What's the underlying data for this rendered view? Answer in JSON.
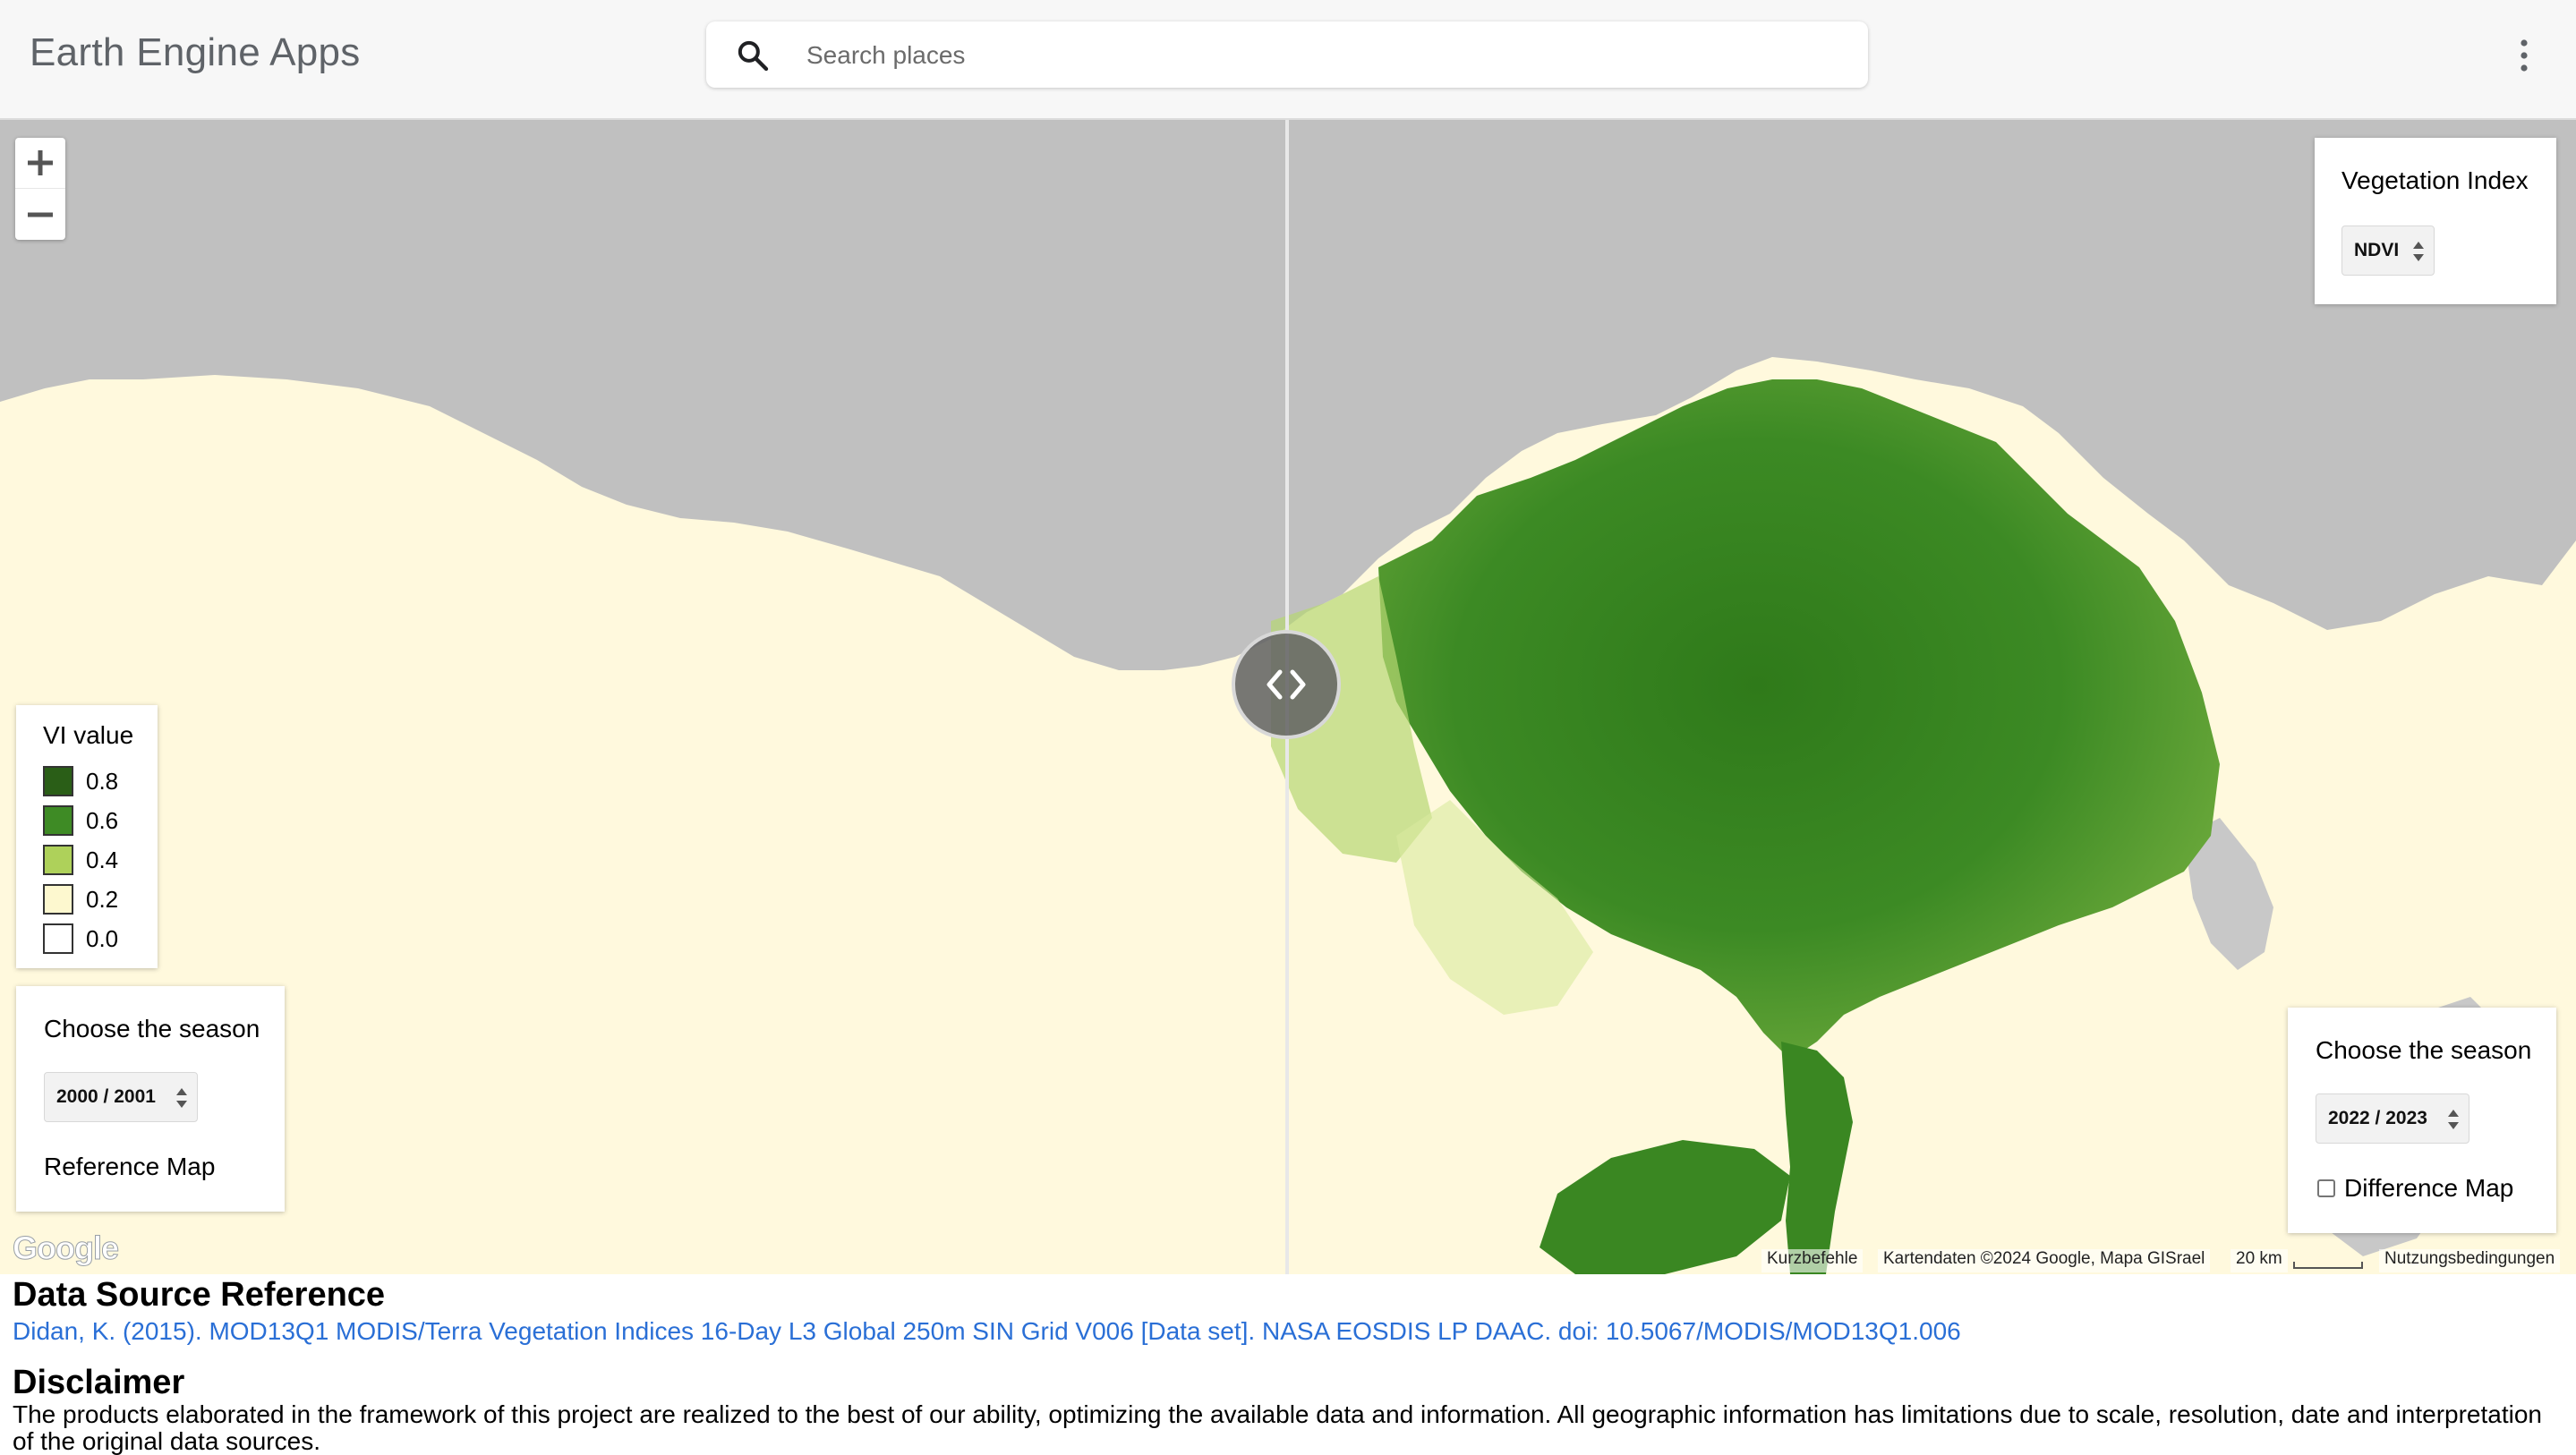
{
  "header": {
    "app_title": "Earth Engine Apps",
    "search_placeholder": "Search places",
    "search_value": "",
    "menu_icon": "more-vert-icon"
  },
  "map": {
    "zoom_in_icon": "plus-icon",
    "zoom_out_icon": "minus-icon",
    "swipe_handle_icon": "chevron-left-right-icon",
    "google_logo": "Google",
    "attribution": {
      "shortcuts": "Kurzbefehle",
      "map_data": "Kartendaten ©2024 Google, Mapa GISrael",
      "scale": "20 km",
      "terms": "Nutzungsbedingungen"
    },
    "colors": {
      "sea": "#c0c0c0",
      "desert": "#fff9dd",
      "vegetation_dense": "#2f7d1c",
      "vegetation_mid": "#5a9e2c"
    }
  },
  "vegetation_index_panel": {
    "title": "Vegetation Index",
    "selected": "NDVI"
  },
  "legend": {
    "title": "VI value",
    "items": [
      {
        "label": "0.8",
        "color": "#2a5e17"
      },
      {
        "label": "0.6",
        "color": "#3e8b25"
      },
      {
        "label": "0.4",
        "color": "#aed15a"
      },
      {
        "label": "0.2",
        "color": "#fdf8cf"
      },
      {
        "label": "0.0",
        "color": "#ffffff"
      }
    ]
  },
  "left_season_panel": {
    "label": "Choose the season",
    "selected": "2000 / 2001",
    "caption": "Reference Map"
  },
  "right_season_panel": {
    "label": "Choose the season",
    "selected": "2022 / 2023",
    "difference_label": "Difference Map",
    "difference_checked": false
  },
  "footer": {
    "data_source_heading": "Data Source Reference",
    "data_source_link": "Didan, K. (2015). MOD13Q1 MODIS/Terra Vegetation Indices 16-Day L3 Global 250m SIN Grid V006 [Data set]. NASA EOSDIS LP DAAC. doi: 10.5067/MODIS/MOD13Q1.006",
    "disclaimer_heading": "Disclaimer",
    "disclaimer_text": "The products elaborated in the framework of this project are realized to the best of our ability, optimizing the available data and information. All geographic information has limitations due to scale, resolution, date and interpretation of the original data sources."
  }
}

■ ■ ■ ■

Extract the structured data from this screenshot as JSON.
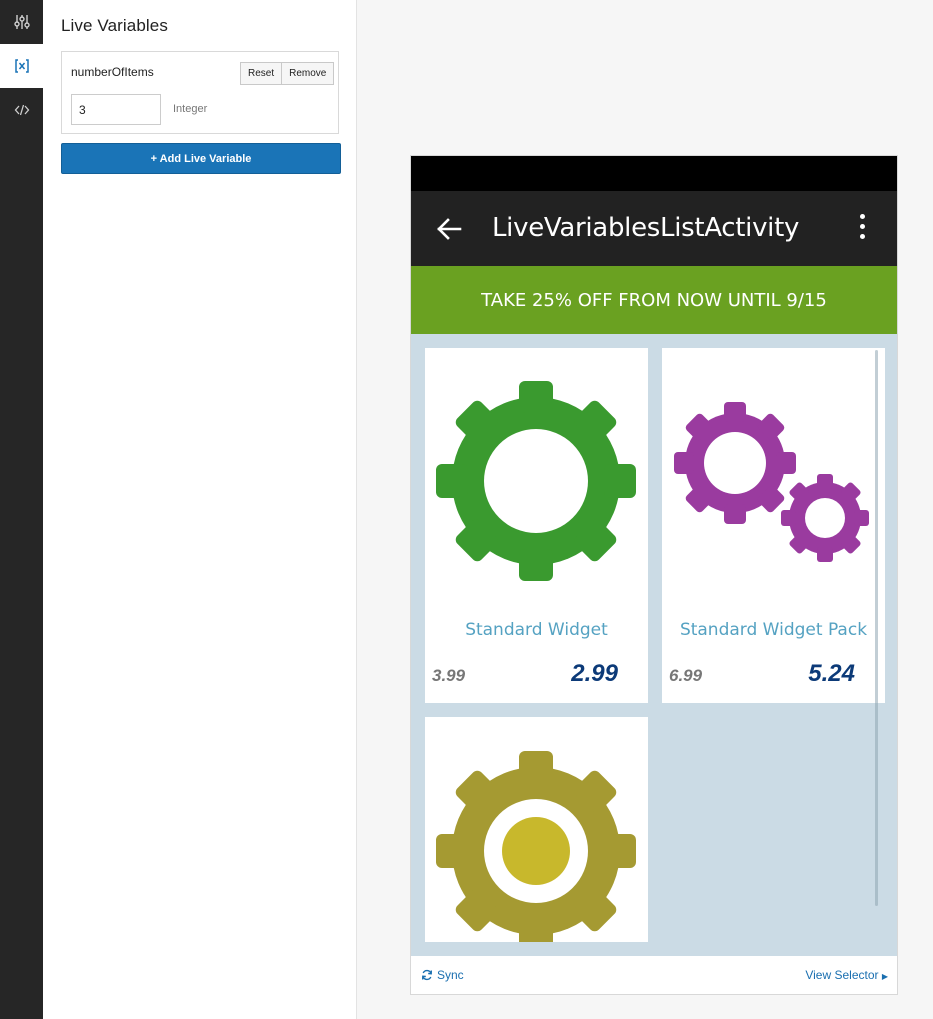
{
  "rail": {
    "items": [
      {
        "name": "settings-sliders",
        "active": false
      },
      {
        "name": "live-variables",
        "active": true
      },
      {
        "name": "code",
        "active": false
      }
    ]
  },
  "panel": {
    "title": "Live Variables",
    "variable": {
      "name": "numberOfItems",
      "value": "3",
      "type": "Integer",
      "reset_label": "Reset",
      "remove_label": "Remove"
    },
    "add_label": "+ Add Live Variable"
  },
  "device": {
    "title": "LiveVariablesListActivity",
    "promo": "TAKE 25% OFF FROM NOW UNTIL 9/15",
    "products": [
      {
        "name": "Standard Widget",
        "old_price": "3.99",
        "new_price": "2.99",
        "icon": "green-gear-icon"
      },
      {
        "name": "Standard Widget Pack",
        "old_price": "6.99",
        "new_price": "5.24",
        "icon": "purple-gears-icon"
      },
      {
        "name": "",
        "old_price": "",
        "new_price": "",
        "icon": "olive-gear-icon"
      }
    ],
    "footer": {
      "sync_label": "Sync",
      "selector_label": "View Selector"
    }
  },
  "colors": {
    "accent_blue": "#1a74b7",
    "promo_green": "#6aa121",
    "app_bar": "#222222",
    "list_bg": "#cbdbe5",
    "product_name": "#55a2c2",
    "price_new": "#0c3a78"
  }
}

■ ■ ■ ■

=== INSTRUCTIONS FOR THE TASK ===
From the records above, work out how many lines contain the string "products". Give only the number.

=== THE COMPLETED TASK ===
2